* _What is needed_: Only lines holding the word "color" should be copied from the material.

* _Rows_:
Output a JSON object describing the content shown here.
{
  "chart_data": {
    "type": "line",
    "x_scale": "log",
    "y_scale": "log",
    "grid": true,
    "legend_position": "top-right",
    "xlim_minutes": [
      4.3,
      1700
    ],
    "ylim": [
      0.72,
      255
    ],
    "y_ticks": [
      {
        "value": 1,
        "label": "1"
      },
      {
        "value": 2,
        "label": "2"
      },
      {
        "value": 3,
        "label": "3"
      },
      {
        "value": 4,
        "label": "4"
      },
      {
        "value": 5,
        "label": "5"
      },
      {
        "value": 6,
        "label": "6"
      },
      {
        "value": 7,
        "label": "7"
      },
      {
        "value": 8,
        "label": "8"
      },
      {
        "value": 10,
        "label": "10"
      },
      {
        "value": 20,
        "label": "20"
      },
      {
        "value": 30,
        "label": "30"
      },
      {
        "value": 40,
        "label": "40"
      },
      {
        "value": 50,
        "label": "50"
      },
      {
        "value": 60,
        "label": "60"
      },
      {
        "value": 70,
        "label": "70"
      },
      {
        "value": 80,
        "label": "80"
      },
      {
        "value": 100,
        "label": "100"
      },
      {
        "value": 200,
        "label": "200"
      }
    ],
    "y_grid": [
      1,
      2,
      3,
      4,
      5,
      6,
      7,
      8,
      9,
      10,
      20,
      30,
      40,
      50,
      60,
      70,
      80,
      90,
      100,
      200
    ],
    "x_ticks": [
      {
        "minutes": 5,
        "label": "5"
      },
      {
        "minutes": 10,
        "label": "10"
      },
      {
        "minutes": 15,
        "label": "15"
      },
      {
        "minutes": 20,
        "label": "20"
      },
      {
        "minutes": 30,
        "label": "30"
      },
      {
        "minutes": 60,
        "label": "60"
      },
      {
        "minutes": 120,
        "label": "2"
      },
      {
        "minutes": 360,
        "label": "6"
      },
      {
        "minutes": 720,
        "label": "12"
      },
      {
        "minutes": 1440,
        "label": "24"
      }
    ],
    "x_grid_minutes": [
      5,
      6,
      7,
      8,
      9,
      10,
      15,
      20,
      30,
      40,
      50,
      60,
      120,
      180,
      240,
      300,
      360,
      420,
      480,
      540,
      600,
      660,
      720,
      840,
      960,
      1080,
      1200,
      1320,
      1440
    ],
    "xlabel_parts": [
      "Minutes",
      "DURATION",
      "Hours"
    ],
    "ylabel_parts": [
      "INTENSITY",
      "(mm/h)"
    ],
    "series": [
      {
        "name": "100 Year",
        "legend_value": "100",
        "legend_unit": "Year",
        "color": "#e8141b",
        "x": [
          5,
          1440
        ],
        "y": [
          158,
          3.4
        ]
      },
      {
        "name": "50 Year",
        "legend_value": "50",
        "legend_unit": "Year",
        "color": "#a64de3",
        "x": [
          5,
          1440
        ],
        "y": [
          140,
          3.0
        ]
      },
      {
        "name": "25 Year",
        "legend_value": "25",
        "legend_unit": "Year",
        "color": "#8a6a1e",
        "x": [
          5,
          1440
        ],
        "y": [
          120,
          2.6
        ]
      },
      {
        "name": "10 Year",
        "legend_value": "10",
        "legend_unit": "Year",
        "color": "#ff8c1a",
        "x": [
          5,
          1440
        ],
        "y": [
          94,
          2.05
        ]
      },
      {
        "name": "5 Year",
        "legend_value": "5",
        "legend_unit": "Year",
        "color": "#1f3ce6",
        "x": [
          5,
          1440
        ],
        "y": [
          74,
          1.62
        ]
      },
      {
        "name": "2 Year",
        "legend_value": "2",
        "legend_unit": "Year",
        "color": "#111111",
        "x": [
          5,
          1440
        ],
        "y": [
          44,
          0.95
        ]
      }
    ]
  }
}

* _Final result_:
        "color": "#e8141b",
        "color": "#a64de3",
        "color": "#8a6a1e",
        "color": "#ff8c1a",
        "color": "#1f3ce6",
        "color": "#111111",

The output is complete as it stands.